== WHAT YOU NEED TO DO ==
Below are the records. List every line holding the word "document".

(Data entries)
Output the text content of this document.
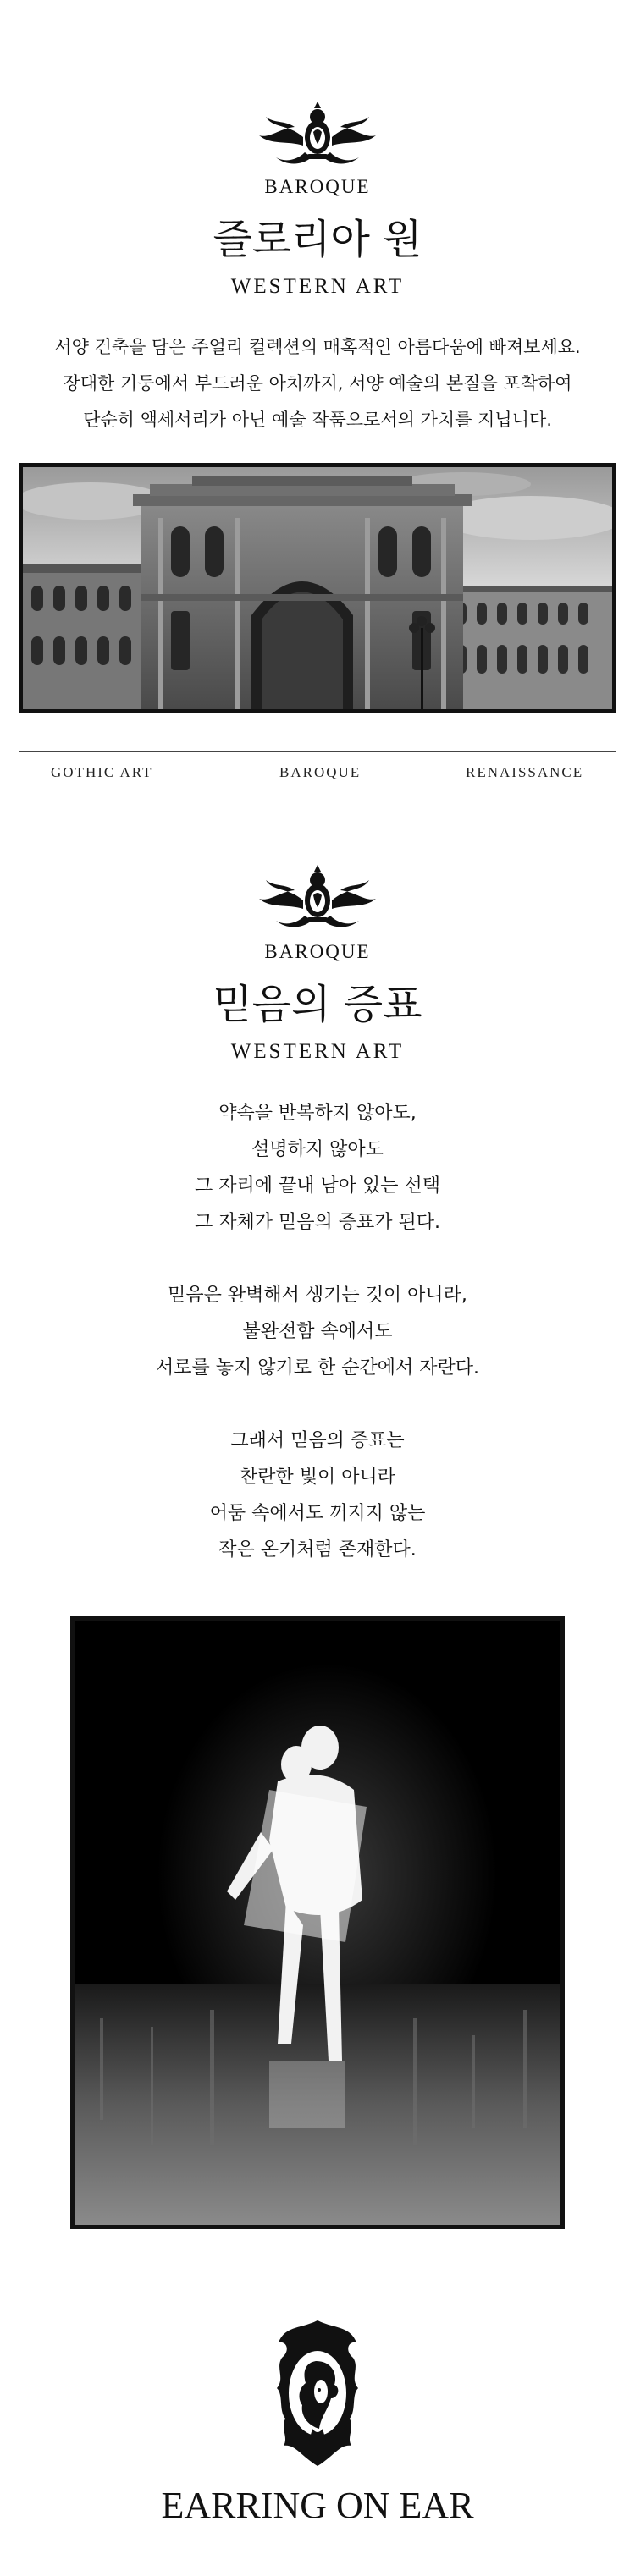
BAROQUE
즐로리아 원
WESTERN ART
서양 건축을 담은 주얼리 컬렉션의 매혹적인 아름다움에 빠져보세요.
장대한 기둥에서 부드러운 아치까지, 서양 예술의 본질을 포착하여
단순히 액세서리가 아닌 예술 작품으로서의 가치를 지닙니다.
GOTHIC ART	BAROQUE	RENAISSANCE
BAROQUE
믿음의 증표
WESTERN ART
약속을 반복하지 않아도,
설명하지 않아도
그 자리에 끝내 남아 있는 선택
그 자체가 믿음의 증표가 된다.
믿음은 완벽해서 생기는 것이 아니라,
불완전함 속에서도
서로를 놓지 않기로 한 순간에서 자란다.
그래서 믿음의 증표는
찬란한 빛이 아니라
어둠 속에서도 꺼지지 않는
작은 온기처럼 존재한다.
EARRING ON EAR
---
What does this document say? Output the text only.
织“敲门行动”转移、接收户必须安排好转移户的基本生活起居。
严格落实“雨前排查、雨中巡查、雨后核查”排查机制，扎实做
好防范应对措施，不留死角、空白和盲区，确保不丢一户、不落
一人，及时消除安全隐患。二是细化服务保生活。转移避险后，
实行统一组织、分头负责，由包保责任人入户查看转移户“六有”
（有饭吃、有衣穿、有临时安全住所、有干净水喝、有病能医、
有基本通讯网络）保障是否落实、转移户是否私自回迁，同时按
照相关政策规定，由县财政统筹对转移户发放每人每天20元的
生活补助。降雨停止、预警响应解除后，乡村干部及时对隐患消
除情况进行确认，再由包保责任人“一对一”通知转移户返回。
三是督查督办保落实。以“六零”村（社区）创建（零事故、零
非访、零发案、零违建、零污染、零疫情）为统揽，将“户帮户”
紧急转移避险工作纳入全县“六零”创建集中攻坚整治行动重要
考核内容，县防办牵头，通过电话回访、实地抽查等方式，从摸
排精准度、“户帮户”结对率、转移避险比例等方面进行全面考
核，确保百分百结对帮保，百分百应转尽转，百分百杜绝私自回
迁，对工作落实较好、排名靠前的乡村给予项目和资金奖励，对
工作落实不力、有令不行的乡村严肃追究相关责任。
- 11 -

== SOLUTION TO THE EXERCISE ==
Output the text content of this document.
What does this document say? Output the text only.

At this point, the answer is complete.